## WHAT IS REQUIRED
Go through the entries and transcribe each one exactly, dropping the pictures.

## ENTRIES SHOWN
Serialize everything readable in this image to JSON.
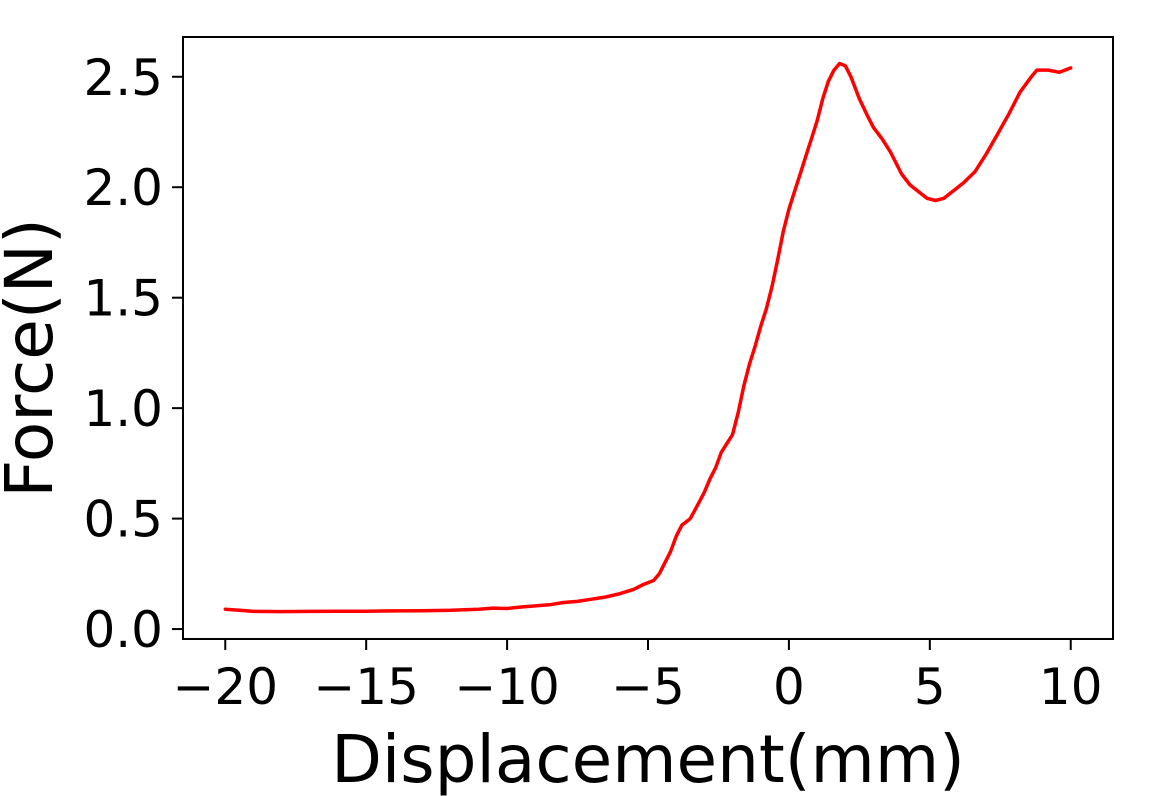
{
  "chart_data": {
    "type": "line",
    "title": "",
    "xlabel": "Displacement(mm)",
    "ylabel": "Force(N)",
    "xlim": [
      -21.5,
      11.5
    ],
    "ylim": [
      -0.045,
      2.68
    ],
    "x_ticks": [
      -20,
      -15,
      -10,
      -5,
      0,
      5,
      10
    ],
    "x_tick_labels": [
      "−20",
      "−15",
      "−10",
      "−5",
      "0",
      "5",
      "10"
    ],
    "y_ticks": [
      0.0,
      0.5,
      1.0,
      1.5,
      2.0,
      2.5
    ],
    "y_tick_labels": [
      "0.0",
      "0.5",
      "1.0",
      "1.5",
      "2.0",
      "2.5"
    ],
    "grid": false,
    "legend": "none",
    "series": [
      {
        "color": "#ff0000",
        "points": [
          [
            -20.0,
            0.09
          ],
          [
            -19.5,
            0.085
          ],
          [
            -19.0,
            0.08
          ],
          [
            -18.0,
            0.079
          ],
          [
            -17.0,
            0.08
          ],
          [
            -16.0,
            0.081
          ],
          [
            -15.0,
            0.081
          ],
          [
            -14.0,
            0.082
          ],
          [
            -13.0,
            0.083
          ],
          [
            -12.0,
            0.085
          ],
          [
            -11.0,
            0.09
          ],
          [
            -10.5,
            0.095
          ],
          [
            -10.0,
            0.093
          ],
          [
            -9.5,
            0.1
          ],
          [
            -9.0,
            0.105
          ],
          [
            -8.5,
            0.11
          ],
          [
            -8.0,
            0.12
          ],
          [
            -7.5,
            0.125
          ],
          [
            -7.0,
            0.135
          ],
          [
            -6.5,
            0.145
          ],
          [
            -6.0,
            0.16
          ],
          [
            -5.5,
            0.18
          ],
          [
            -5.2,
            0.2
          ],
          [
            -4.8,
            0.22
          ],
          [
            -4.6,
            0.25
          ],
          [
            -4.4,
            0.3
          ],
          [
            -4.2,
            0.35
          ],
          [
            -4.0,
            0.42
          ],
          [
            -3.8,
            0.47
          ],
          [
            -3.5,
            0.5
          ],
          [
            -3.2,
            0.57
          ],
          [
            -3.0,
            0.62
          ],
          [
            -2.8,
            0.68
          ],
          [
            -2.6,
            0.73
          ],
          [
            -2.4,
            0.8
          ],
          [
            -2.2,
            0.84
          ],
          [
            -2.0,
            0.88
          ],
          [
            -1.8,
            0.98
          ],
          [
            -1.6,
            1.1
          ],
          [
            -1.4,
            1.2
          ],
          [
            -1.2,
            1.28
          ],
          [
            -1.0,
            1.37
          ],
          [
            -0.8,
            1.45
          ],
          [
            -0.6,
            1.55
          ],
          [
            -0.4,
            1.67
          ],
          [
            -0.2,
            1.8
          ],
          [
            0.0,
            1.9
          ],
          [
            0.2,
            1.98
          ],
          [
            0.4,
            2.06
          ],
          [
            0.6,
            2.14
          ],
          [
            0.8,
            2.22
          ],
          [
            1.0,
            2.3
          ],
          [
            1.2,
            2.4
          ],
          [
            1.4,
            2.48
          ],
          [
            1.6,
            2.53
          ],
          [
            1.8,
            2.56
          ],
          [
            2.0,
            2.55
          ],
          [
            2.2,
            2.5
          ],
          [
            2.5,
            2.4
          ],
          [
            2.8,
            2.32
          ],
          [
            3.0,
            2.27
          ],
          [
            3.3,
            2.22
          ],
          [
            3.6,
            2.16
          ],
          [
            4.0,
            2.06
          ],
          [
            4.3,
            2.01
          ],
          [
            4.6,
            1.98
          ],
          [
            4.9,
            1.95
          ],
          [
            5.2,
            1.94
          ],
          [
            5.5,
            1.95
          ],
          [
            5.8,
            1.98
          ],
          [
            6.2,
            2.02
          ],
          [
            6.6,
            2.07
          ],
          [
            7.0,
            2.15
          ],
          [
            7.4,
            2.24
          ],
          [
            7.8,
            2.33
          ],
          [
            8.2,
            2.43
          ],
          [
            8.6,
            2.5
          ],
          [
            8.8,
            2.53
          ],
          [
            9.2,
            2.53
          ],
          [
            9.6,
            2.52
          ],
          [
            10.0,
            2.54
          ]
        ]
      }
    ]
  }
}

## ANSWER TO THIS EXERCISE
Serialize everything readable in this image to JSON.
{
  "chart_data": {
    "type": "line",
    "title": "",
    "xlabel": "Displacement(mm)",
    "ylabel": "Force(N)",
    "xlim": [
      -21.5,
      11.5
    ],
    "ylim": [
      -0.045,
      2.68
    ],
    "x_ticks": [
      -20,
      -15,
      -10,
      -5,
      0,
      5,
      10
    ],
    "x_tick_labels": [
      "−20",
      "−15",
      "−10",
      "−5",
      "0",
      "5",
      "10"
    ],
    "y_ticks": [
      0.0,
      0.5,
      1.0,
      1.5,
      2.0,
      2.5
    ],
    "y_tick_labels": [
      "0.0",
      "0.5",
      "1.0",
      "1.5",
      "2.0",
      "2.5"
    ],
    "grid": false,
    "legend": "none",
    "series": [
      {
        "color": "#ff0000",
        "points": [
          [
            -20.0,
            0.09
          ],
          [
            -19.5,
            0.085
          ],
          [
            -19.0,
            0.08
          ],
          [
            -18.0,
            0.079
          ],
          [
            -17.0,
            0.08
          ],
          [
            -16.0,
            0.081
          ],
          [
            -15.0,
            0.081
          ],
          [
            -14.0,
            0.082
          ],
          [
            -13.0,
            0.083
          ],
          [
            -12.0,
            0.085
          ],
          [
            -11.0,
            0.09
          ],
          [
            -10.5,
            0.095
          ],
          [
            -10.0,
            0.093
          ],
          [
            -9.5,
            0.1
          ],
          [
            -9.0,
            0.105
          ],
          [
            -8.5,
            0.11
          ],
          [
            -8.0,
            0.12
          ],
          [
            -7.5,
            0.125
          ],
          [
            -7.0,
            0.135
          ],
          [
            -6.5,
            0.145
          ],
          [
            -6.0,
            0.16
          ],
          [
            -5.5,
            0.18
          ],
          [
            -5.2,
            0.2
          ],
          [
            -4.8,
            0.22
          ],
          [
            -4.6,
            0.25
          ],
          [
            -4.4,
            0.3
          ],
          [
            -4.2,
            0.35
          ],
          [
            -4.0,
            0.42
          ],
          [
            -3.8,
            0.47
          ],
          [
            -3.5,
            0.5
          ],
          [
            -3.2,
            0.57
          ],
          [
            -3.0,
            0.62
          ],
          [
            -2.8,
            0.68
          ],
          [
            -2.6,
            0.73
          ],
          [
            -2.4,
            0.8
          ],
          [
            -2.2,
            0.84
          ],
          [
            -2.0,
            0.88
          ],
          [
            -1.8,
            0.98
          ],
          [
            -1.6,
            1.1
          ],
          [
            -1.4,
            1.2
          ],
          [
            -1.2,
            1.28
          ],
          [
            -1.0,
            1.37
          ],
          [
            -0.8,
            1.45
          ],
          [
            -0.6,
            1.55
          ],
          [
            -0.4,
            1.67
          ],
          [
            -0.2,
            1.8
          ],
          [
            0.0,
            1.9
          ],
          [
            0.2,
            1.98
          ],
          [
            0.4,
            2.06
          ],
          [
            0.6,
            2.14
          ],
          [
            0.8,
            2.22
          ],
          [
            1.0,
            2.3
          ],
          [
            1.2,
            2.4
          ],
          [
            1.4,
            2.48
          ],
          [
            1.6,
            2.53
          ],
          [
            1.8,
            2.56
          ],
          [
            2.0,
            2.55
          ],
          [
            2.2,
            2.5
          ],
          [
            2.5,
            2.4
          ],
          [
            2.8,
            2.32
          ],
          [
            3.0,
            2.27
          ],
          [
            3.3,
            2.22
          ],
          [
            3.6,
            2.16
          ],
          [
            4.0,
            2.06
          ],
          [
            4.3,
            2.01
          ],
          [
            4.6,
            1.98
          ],
          [
            4.9,
            1.95
          ],
          [
            5.2,
            1.94
          ],
          [
            5.5,
            1.95
          ],
          [
            5.8,
            1.98
          ],
          [
            6.2,
            2.02
          ],
          [
            6.6,
            2.07
          ],
          [
            7.0,
            2.15
          ],
          [
            7.4,
            2.24
          ],
          [
            7.8,
            2.33
          ],
          [
            8.2,
            2.43
          ],
          [
            8.6,
            2.5
          ],
          [
            8.8,
            2.53
          ],
          [
            9.2,
            2.53
          ],
          [
            9.6,
            2.52
          ],
          [
            10.0,
            2.54
          ]
        ]
      }
    ]
  }
}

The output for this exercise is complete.